REQUIRED WORK:
Transcribe all the records exactly and omit any images they hold.

EXERCISE INPUTS:
··········
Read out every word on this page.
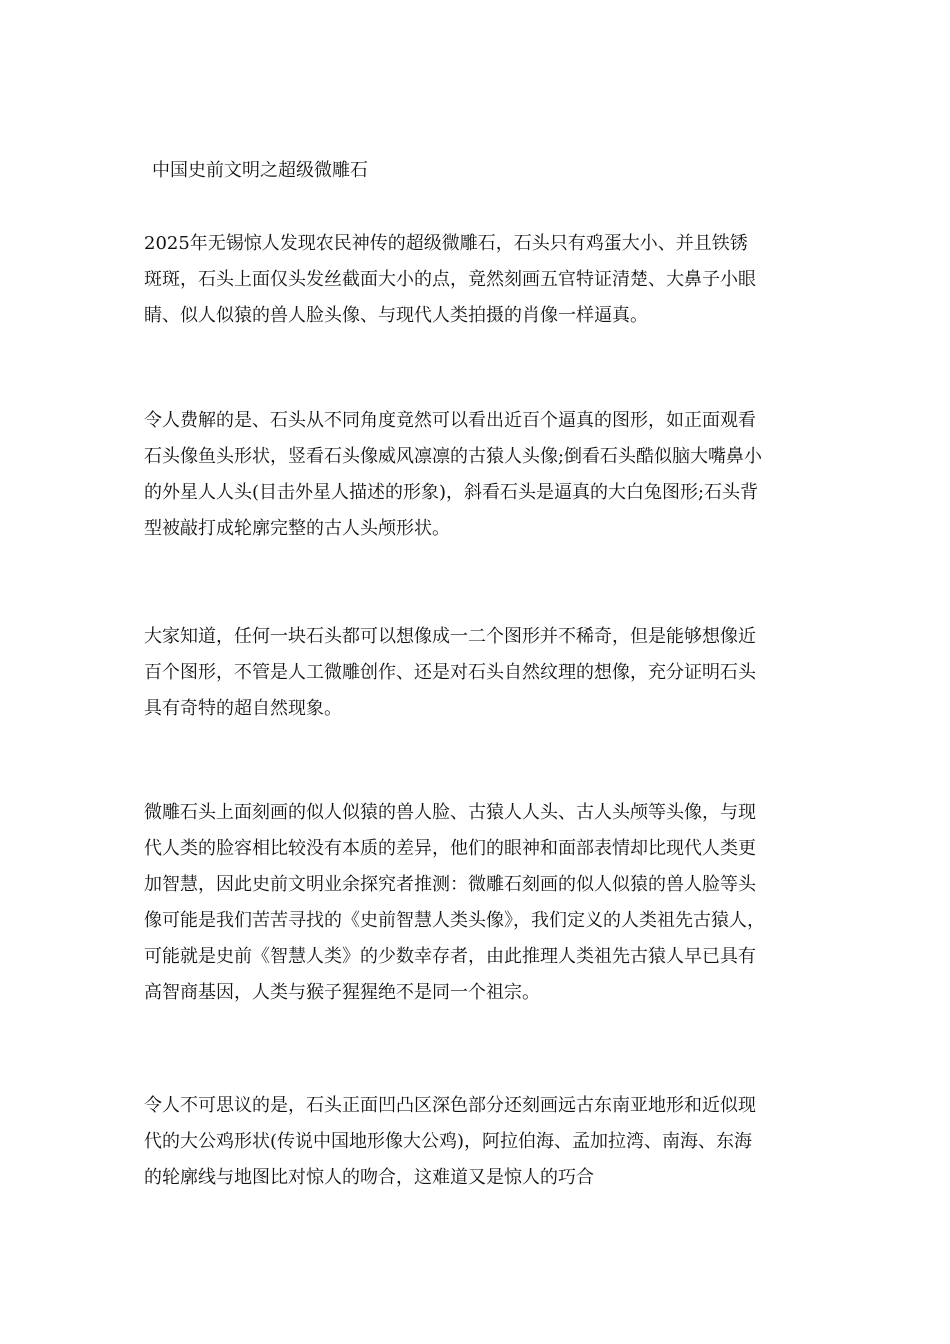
中国史前文明之超级微雕石
2025年无锡惊人发现农民神传的超级微雕石，石头只有鸡蛋大小、并且铁锈
斑斑，石头上面仅头发丝截面大小的点，竟然刻画五官特证清楚、大鼻子小眼
睛、似人似猿的兽人脸头像、与现代人类拍摄的肖像一样逼真。
令人费解的是、石头从不同角度竟然可以看出近百个逼真的图形，如正面观看
石头像鱼头形状，竖看石头像威风凛凛的古猿人头像;倒看石头酷似脑大嘴鼻小
的外星人人头(目击外星人描述的形象)，斜看石头是逼真的大白兔图形;石头背
型被敲打成轮廓完整的古人头颅形状。
大家知道，任何一块石头都可以想像成一二个图形并不稀奇，但是能够想像近
百个图形，不管是人工微雕创作、还是对石头自然纹理的想像，充分证明石头
具有奇特的超自然现象。
微雕石头上面刻画的似人似猿的兽人脸、古猿人人头、古人头颅等头像，与现
代人类的脸容相比较没有本质的差异，他们的眼神和面部表情却比现代人类更
加智慧，因此史前文明业余探究者推测：微雕石刻画的似人似猿的兽人脸等头
像可能是我们苦苦寻找的《史前智慧人类头像》，我们定义的人类祖先古猿人，
可能就是史前《智慧人类》的少数幸存者，由此推理人类祖先古猿人早已具有
高智商基因，人类与猴子猩猩绝不是同一个祖宗。
令人不可思议的是，石头正面凹凸区深色部分还刻画远古东南亚地形和近似现
代的大公鸡形状(传说中国地形像大公鸡)，阿拉伯海、孟加拉湾、南海、东海
的轮廓线与地图比对惊人的吻合，这难道又是惊人的巧合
··········
RESPONSE:
Read out every word on this page.
中国史前文明之超级微雕石
2025年无锡惊人发现农民神传的超级微雕石，石头只有鸡蛋大小、并且铁锈
斑斑，石头上面仅头发丝截面大小的点，竟然刻画五官特证清楚、大鼻子小眼
睛、似人似猿的兽人脸头像、与现代人类拍摄的肖像一样逼真。
令人费解的是、石头从不同角度竟然可以看出近百个逼真的图形，如正面观看
石头像鱼头形状，竖看石头像威风凛凛的古猿人头像;倒看石头酷似脑大嘴鼻小
的外星人人头(目击外星人描述的形象)，斜看石头是逼真的大白兔图形;石头背
型被敲打成轮廓完整的古人头颅形状。
大家知道，任何一块石头都可以想像成一二个图形并不稀奇，但是能够想像近
百个图形，不管是人工微雕创作、还是对石头自然纹理的想像，充分证明石头
具有奇特的超自然现象。
微雕石头上面刻画的似人似猿的兽人脸、古猿人人头、古人头颅等头像，与现
代人类的脸容相比较没有本质的差异，他们的眼神和面部表情却比现代人类更
加智慧，因此史前文明业余探究者推测：微雕石刻画的似人似猿的兽人脸等头
像可能是我们苦苦寻找的《史前智慧人类头像》，我们定义的人类祖先古猿人，
可能就是史前《智慧人类》的少数幸存者，由此推理人类祖先古猿人早已具有
高智商基因，人类与猴子猩猩绝不是同一个祖宗。
令人不可思议的是，石头正面凹凸区深色部分还刻画远古东南亚地形和近似现
代的大公鸡形状(传说中国地形像大公鸡)，阿拉伯海、孟加拉湾、南海、东海
的轮廓线与地图比对惊人的吻合，这难道又是惊人的巧合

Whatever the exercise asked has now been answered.